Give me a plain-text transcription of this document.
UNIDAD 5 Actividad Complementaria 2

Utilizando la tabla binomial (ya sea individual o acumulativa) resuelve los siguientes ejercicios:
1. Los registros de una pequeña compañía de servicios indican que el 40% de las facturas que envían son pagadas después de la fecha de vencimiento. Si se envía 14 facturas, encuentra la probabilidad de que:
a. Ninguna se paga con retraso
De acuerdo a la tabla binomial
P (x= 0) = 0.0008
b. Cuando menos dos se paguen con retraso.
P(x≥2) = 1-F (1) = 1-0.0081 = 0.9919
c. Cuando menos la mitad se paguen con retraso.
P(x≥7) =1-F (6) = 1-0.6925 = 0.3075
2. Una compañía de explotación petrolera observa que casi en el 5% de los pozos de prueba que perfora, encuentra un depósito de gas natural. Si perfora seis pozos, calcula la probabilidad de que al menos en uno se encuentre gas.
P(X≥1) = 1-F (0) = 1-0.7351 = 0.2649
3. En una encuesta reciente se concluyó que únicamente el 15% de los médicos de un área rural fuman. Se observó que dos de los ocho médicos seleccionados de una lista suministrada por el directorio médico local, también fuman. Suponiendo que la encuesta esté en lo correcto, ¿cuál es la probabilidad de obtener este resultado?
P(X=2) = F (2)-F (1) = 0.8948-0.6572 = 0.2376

+--

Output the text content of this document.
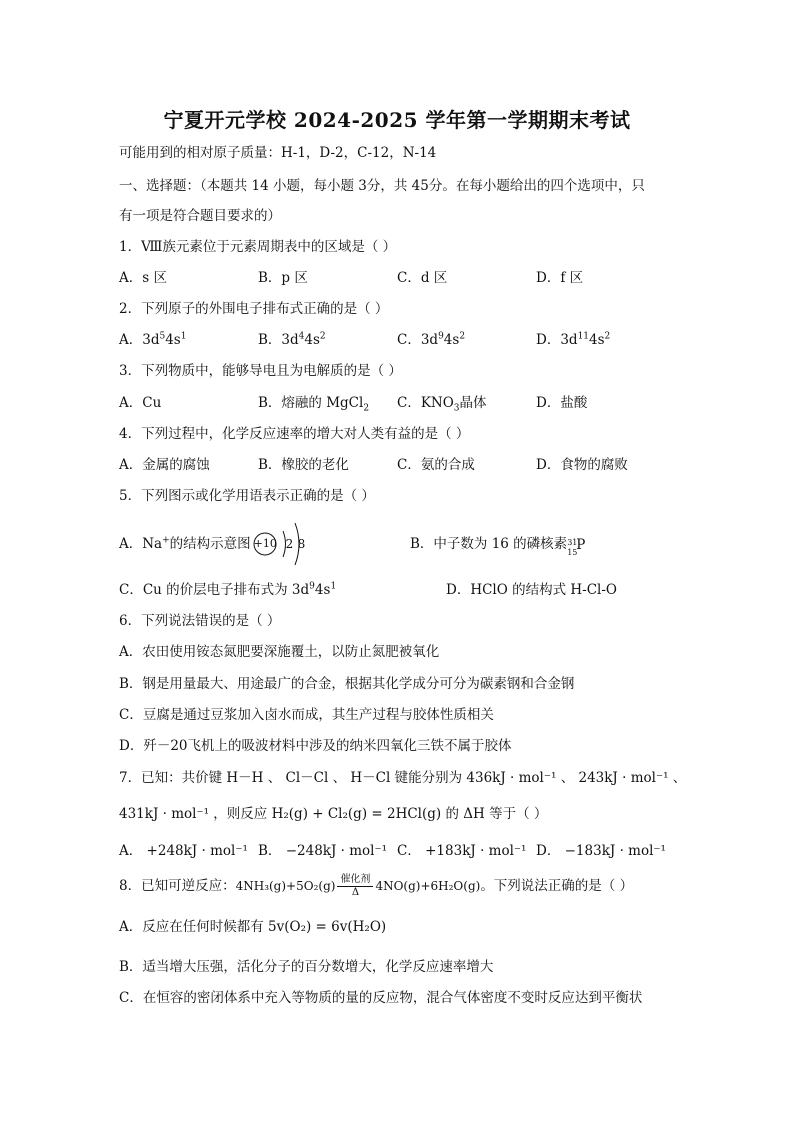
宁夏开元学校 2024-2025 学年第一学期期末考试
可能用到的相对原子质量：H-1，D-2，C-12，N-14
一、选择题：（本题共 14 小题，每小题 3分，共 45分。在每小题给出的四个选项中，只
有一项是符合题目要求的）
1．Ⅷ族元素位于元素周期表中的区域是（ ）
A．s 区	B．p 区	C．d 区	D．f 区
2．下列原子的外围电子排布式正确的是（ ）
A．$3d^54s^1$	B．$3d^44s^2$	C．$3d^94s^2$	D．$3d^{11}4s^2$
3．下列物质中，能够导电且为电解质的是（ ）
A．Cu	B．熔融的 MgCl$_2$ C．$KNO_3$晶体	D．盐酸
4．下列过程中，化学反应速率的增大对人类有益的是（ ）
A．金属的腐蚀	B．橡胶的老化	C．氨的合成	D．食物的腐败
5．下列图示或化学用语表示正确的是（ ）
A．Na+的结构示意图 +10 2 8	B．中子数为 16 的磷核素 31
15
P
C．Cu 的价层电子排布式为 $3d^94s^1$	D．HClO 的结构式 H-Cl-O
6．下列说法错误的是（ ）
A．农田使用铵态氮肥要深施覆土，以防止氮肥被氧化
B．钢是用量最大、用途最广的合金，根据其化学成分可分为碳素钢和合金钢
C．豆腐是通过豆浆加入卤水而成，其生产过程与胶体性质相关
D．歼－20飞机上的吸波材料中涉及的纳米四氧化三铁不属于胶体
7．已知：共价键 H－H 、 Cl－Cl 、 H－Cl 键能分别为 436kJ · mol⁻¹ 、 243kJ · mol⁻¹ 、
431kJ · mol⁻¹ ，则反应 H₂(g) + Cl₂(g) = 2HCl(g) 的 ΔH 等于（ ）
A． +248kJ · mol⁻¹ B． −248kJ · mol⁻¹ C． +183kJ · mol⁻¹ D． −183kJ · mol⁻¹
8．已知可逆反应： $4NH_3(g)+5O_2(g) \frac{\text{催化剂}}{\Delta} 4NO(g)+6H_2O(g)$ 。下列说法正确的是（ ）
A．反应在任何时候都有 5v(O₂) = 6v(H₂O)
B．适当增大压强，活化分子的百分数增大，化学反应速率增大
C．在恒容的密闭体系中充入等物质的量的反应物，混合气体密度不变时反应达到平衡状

+--

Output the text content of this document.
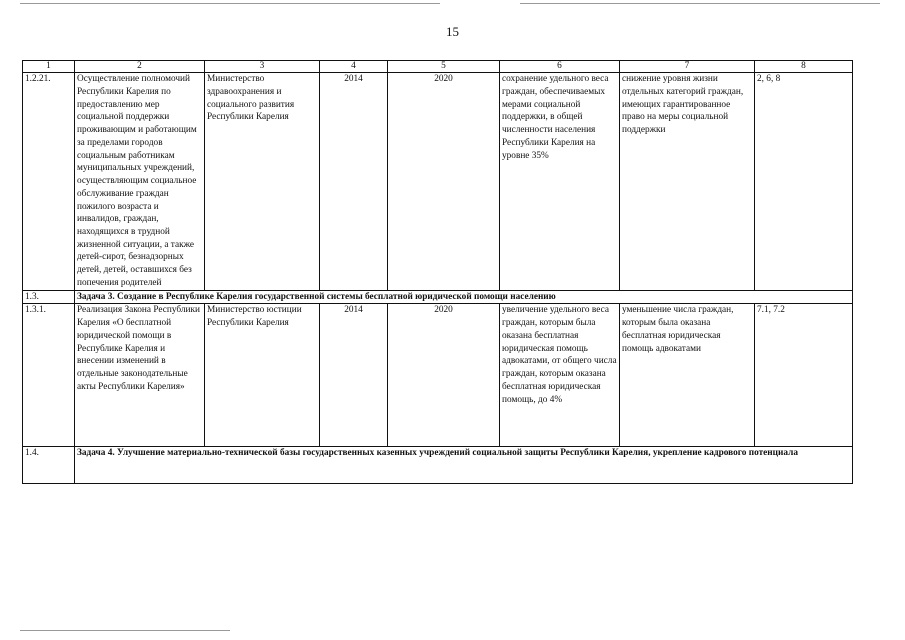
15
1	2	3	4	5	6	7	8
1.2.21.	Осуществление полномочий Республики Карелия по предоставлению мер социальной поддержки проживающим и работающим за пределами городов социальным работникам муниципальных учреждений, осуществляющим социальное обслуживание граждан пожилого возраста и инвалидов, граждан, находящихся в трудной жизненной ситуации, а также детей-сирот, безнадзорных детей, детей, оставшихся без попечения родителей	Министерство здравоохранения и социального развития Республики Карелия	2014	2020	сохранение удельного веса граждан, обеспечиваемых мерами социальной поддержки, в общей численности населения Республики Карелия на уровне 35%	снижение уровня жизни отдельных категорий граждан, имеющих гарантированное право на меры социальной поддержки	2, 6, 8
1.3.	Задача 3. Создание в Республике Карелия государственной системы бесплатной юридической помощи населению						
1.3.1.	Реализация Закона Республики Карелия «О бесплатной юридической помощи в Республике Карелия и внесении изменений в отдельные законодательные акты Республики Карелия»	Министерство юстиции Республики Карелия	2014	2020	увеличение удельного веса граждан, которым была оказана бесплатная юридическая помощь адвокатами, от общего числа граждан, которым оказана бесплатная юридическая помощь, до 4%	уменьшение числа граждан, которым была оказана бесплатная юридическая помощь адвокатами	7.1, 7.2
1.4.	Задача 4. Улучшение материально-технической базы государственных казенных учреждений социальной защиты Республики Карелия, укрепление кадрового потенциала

+--

**Task to carry out:** Identify the lines above that contain the word "menos", then copy them.

**Response below:**
b. Cuando menos dos se paguen con retraso.
c. Cuando menos la mitad se paguen con retraso.
2. Una compañía de explotación petrolera observa que casi en el 5% de los pozos de prueba que perfora, encuentra un depósito de gas natural. Si perfora seis pozos, calcula la probabilidad de que al menos en uno se encuentre gas.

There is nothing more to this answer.